WHAT THE TASK ASKS — Repeat the records verbatim and leave the pictures out of your copy.

[start of GIVEN DATA]

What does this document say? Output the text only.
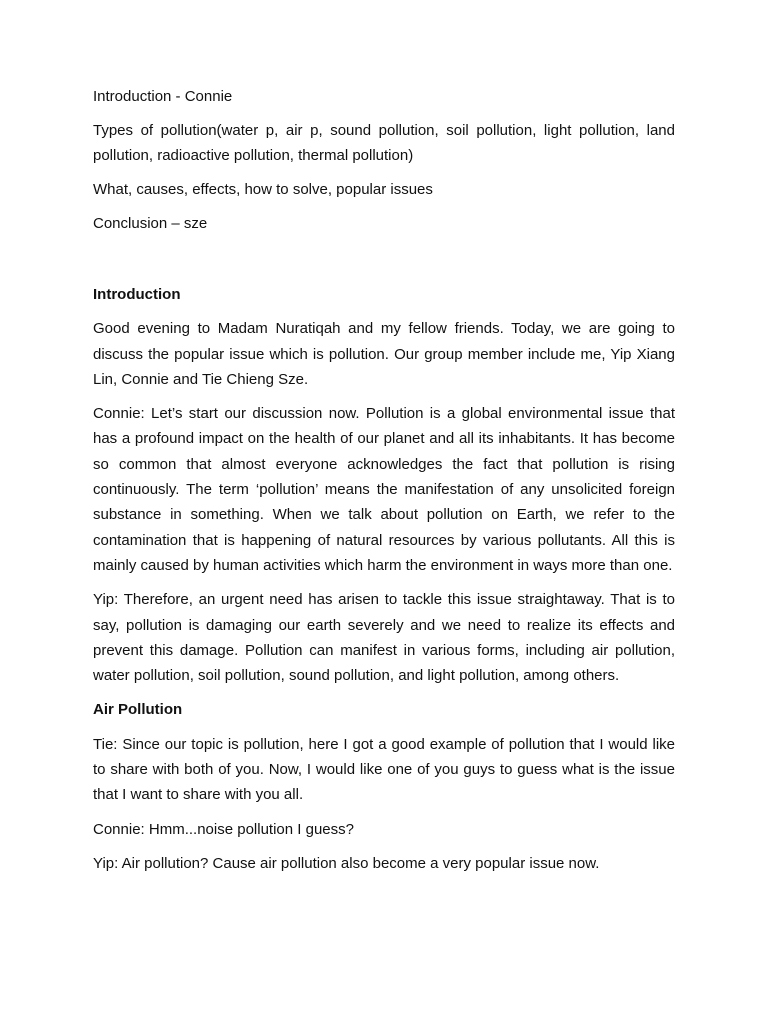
Introduction - Connie

Types of pollution(water p, air p, sound pollution, soil pollution, light pollution, land pollution, radioactive pollution, thermal pollution)

What, causes, effects, how to solve, popular issues

Conclusion – sze

Introduction

Good evening to Madam Nuratiqah and my fellow friends. Today, we are going to discuss the popular issue which is pollution. Our group member include me, Yip Xiang Lin, Connie and Tie Chieng Sze.

Connie: Let’s start our discussion now. Pollution is a global environmental issue that has a profound impact on the health of our planet and all its inhabitants. It has become so common that almost everyone acknowledges the fact that pollution is rising continuously. The term ‘pollution’ means the manifestation of any unsolicited foreign substance in something. When we talk about pollution on Earth, we refer to the contamination that is happening of natural resources by various pollutants. All this is mainly caused by human activities which harm the environment in ways more than one.

Yip: Therefore, an urgent need has arisen to tackle this issue straightaway. That is to say, pollution is damaging our earth severely and we need to realize its effects and prevent this damage. Pollution can manifest in various forms, including air pollution, water pollution, soil pollution, sound pollution, and light pollution, among others.

Air Pollution

Tie: Since our topic is pollution, here I got a good example of pollution that I would like to share with both of you. Now, I would like one of you guys to guess what is the issue that I want to share with you all.

Connie: Hmm...noise pollution I guess?

Yip: Air pollution? Cause air pollution also become a very popular issue now.
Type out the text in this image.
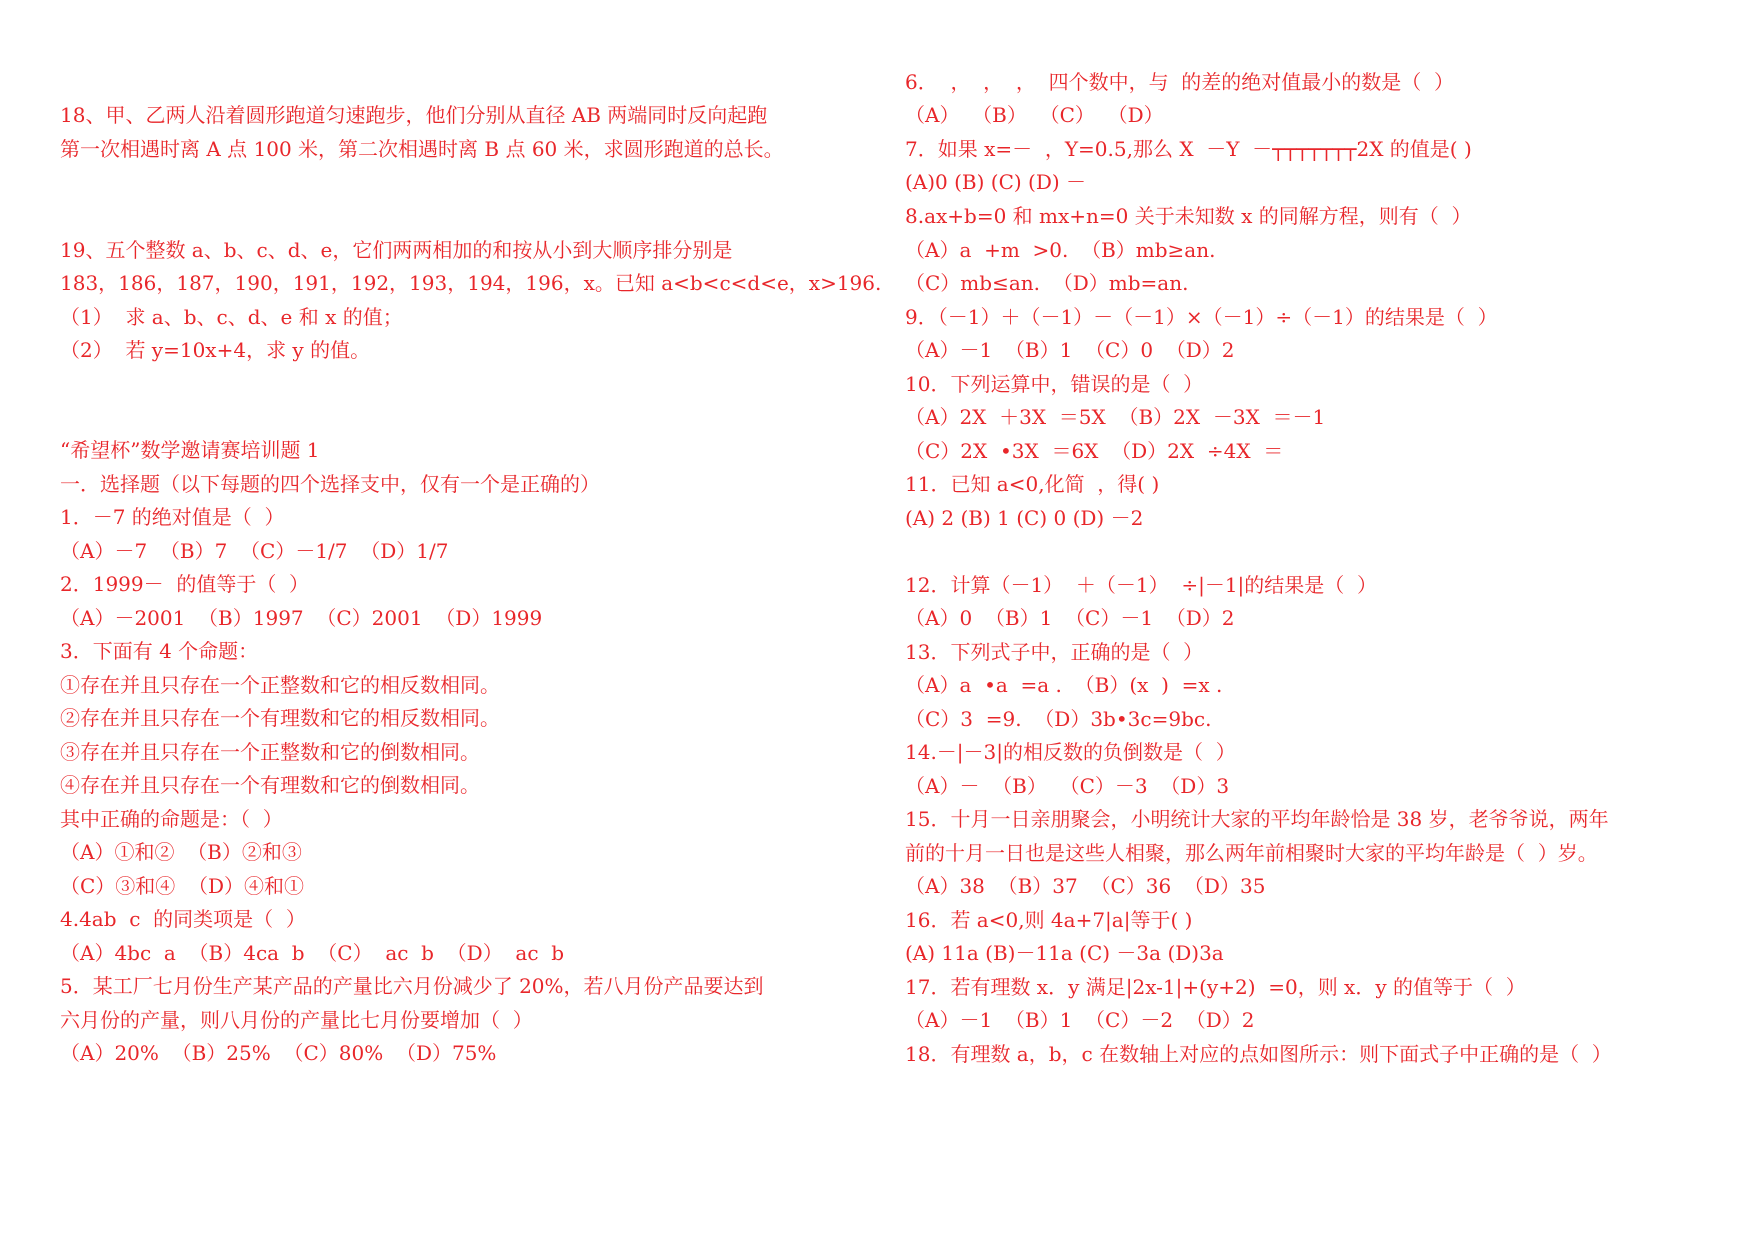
18、甲、乙两人沿着圆形跑道匀速跑步，他们分别从直径 AB 两端同时反向起跑
第一次相遇时离 A 点 100 米，第二次相遇时离 B 点 60 米，求圆形跑道的总长。
19、五个整数 a、b、c、d、e，它们两两相加的和按从小到大顺序排分别是
183，186，187，190，191，192，193，194，196，x。已知 a<b<c<d<e，x>196.
（1）  求 a、b、c、d、e 和 x 的值；
（2）  若 y=10x+4，求 y 的值。
“希望杯”数学邀请赛培训题 1
一．选择题（以下每题的四个选择支中，仅有一个是正确的）
1．－7 的绝对值是（  ）
（A）－7  （B）7  （C）－1/7  （D）1/7
2．1999－  的值等于（  ）
（A）－2001  （B）1997  （C）2001  （D）1999
3．下面有 4 个命题：
①存在并且只存在一个正整数和它的相反数相同。
②存在并且只存在一个有理数和它的相反数相同。
③存在并且只存在一个正整数和它的倒数相同。
④存在并且只存在一个有理数和它的倒数相同。
其中正确的命题是：（  ）
（A）①和②  （B）②和③
（C）③和④  （D）④和①
4.4ab  c  的同类项是（  ）
（A）4bc  a  （B）4ca  b  （C）  ac  b  （D）  ac  b
5．某工厂七月份生产某产品的产量比六月份减少了 20%，若八月份产品要达到
六月份的产量，则八月份的产量比七月份要增加（  ）
（A）20%  （B）25%  （C）80%  （D）75%
6．  ，  ，  ，  四个数中，与  的差的绝对值最小的数是（  ）
（A）  （B）  （C）  （D）
7．如果 x=－  ，Y=0.5,那么 X  －Y  －┬┬┬┬┬┬┬2X 的值是( )
(A)0 (B) (C) (D) －
8.ax+b=0 和 mx+n=0 关于未知数 x 的同解方程，则有（  ）
（A）a  +m  >0.  （B）mb≥an.
（C）mb≤an.  （D）mb=an.
9．（－1）＋（－1）－（－1）×（－1）÷（－1）的结果是（  ）
（A）－1  （B）1  （C）0  （D）2
10．下列运算中，错误的是（  ）
（A）2X  ＋3X  ＝5X  （B）2X  －3X  ＝－1
（C）2X  •3X  ＝6X  （D）2X  ÷4X  ＝
11．已知 a<0,化简  ，得( )
(A) 2 (B) 1 (C) 0 (D) －2
12．计算（－1）  ＋（－1）  ÷|－1|的结果是（  ）
（A）0  （B）1  （C）－1  （D）2
13．下列式子中，正确的是（  ）
（A）a  •a  =a .  （B）(x  )  =x .
（C）3  =9.  （D）3b•3c=9bc.
14.－|－3|的相反数的负倒数是（  ）
（A）－  （B）  （C）－3  （D）3
15．十月一日亲朋聚会，小明统计大家的平均年龄恰是 38 岁，老爷爷说，两年
前的十月一日也是这些人相聚，那么两年前相聚时大家的平均年龄是（  ）岁。
（A）38  （B）37  （C）36  （D）35
16．若 a<0,则 4a+7|a|等于( )
(A) 11a (B)－11a (C) －3a (D)3a
17．若有理数 x．y 满足|2x-1|+(y+2)  =0，则 x．y 的值等于（  ）
（A）－1  （B）1  （C）－2  （D）2
18．有理数 a，b，c 在数轴上对应的点如图所示：则下面式子中正确的是（  ）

[end of GIVEN DATA]

ANSWER TO THIS PROBLEM —
What does this document say? Output the text only.
Introduction - Connie

Types of pollution(water p, air p, sound pollution, soil pollution, light pollution, land pollution, radioactive pollution, thermal pollution)

What, causes, effects, how to solve, popular issues

Conclusion – sze

Introduction

Good evening to Madam Nuratiqah and my fellow friends. Today, we are going to discuss the popular issue which is pollution. Our group member include me, Yip Xiang Lin, Connie and Tie Chieng Sze.

Connie: Let’s start our discussion now. Pollution is a global environmental issue that has a profound impact on the health of our planet and all its inhabitants. It has become so common that almost everyone acknowledges the fact that pollution is rising continuously. The term ‘pollution’ means the manifestation of any unsolicited foreign substance in something. When we talk about pollution on Earth, we refer to the contamination that is happening of natural resources by various pollutants. All this is mainly caused by human activities which harm the environment in ways more than one.

Yip: Therefore, an urgent need has arisen to tackle this issue straightaway. That is to say, pollution is damaging our earth severely and we need to realize its effects and prevent this damage. Pollution can manifest in various forms, including air pollution, water pollution, soil pollution, sound pollution, and light pollution, among others.

Air Pollution

Tie: Since our topic is pollution, here I got a good example of pollution that I would like to share with both of you. Now, I would like one of you guys to guess what is the issue that I want to share with you all.

Connie: Hmm...noise pollution I guess?

Yip: Air pollution? Cause air pollution also become a very popular issue now.
Type out the text in this image.
18、甲、乙两人沿着圆形跑道匀速跑步，他们分别从直径 AB 两端同时反向起跑
第一次相遇时离 A 点 100 米，第二次相遇时离 B 点 60 米，求圆形跑道的总长。
19、五个整数 a、b、c、d、e，它们两两相加的和按从小到大顺序排分别是
183，186，187，190，191，192，193，194，196，x。已知 a<b<c<d<e，x>196.
（1）  求 a、b、c、d、e 和 x 的值；
（2）  若 y=10x+4，求 y 的值。
“希望杯”数学邀请赛培训题 1
一．选择题（以下每题的四个选择支中，仅有一个是正确的）
1．－7 的绝对值是（  ）
（A）－7  （B）7  （C）－1/7  （D）1/7
2．1999－  的值等于（  ）
（A）－2001  （B）1997  （C）2001  （D）1999
3．下面有 4 个命题：
①存在并且只存在一个正整数和它的相反数相同。
②存在并且只存在一个有理数和它的相反数相同。
③存在并且只存在一个正整数和它的倒数相同。
④存在并且只存在一个有理数和它的倒数相同。
其中正确的命题是：（  ）
（A）①和②  （B）②和③
（C）③和④  （D）④和①
4.4ab  c  的同类项是（  ）
（A）4bc  a  （B）4ca  b  （C）  ac  b  （D）  ac  b
5．某工厂七月份生产某产品的产量比六月份减少了 20%，若八月份产品要达到
六月份的产量，则八月份的产量比七月份要增加（  ）
（A）20%  （B）25%  （C）80%  （D）75%
6．  ，  ，  ，  四个数中，与  的差的绝对值最小的数是（  ）
（A）  （B）  （C）  （D）
7．如果 x=－  ，Y=0.5,那么 X  －Y  －┬┬┬┬┬┬┬2X 的值是( )
(A)0 (B) (C) (D) －
8.ax+b=0 和 mx+n=0 关于未知数 x 的同解方程，则有（  ）
（A）a  +m  >0.  （B）mb≥an.
（C）mb≤an.  （D）mb=an.
9．（－1）＋（－1）－（－1）×（－1）÷（－1）的结果是（  ）
（A）－1  （B）1  （C）0  （D）2
10．下列运算中，错误的是（  ）
（A）2X  ＋3X  ＝5X  （B）2X  －3X  ＝－1
（C）2X  •3X  ＝6X  （D）2X  ÷4X  ＝
11．已知 a<0,化简  ，得( )
(A) 2 (B) 1 (C) 0 (D) －2
12．计算（－1）  ＋（－1）  ÷|－1|的结果是（  ）
（A）0  （B）1  （C）－1  （D）2
13．下列式子中，正确的是（  ）
（A）a  •a  =a .  （B）(x  )  =x .
（C）3  =9.  （D）3b•3c=9bc.
14.－|－3|的相反数的负倒数是（  ）
（A）－  （B）  （C）－3  （D）3
15．十月一日亲朋聚会，小明统计大家的平均年龄恰是 38 岁，老爷爷说，两年
前的十月一日也是这些人相聚，那么两年前相聚时大家的平均年龄是（  ）岁。
（A）38  （B）37  （C）36  （D）35
16．若 a<0,则 4a+7|a|等于( )
(A) 11a (B)－11a (C) －3a (D)3a
17．若有理数 x．y 满足|2x-1|+(y+2)  =0，则 x．y 的值等于（  ）
（A）－1  （B）1  （C）－2  （D）2
18．有理数 a，b，c 在数轴上对应的点如图所示：则下面式子中正确的是（  ）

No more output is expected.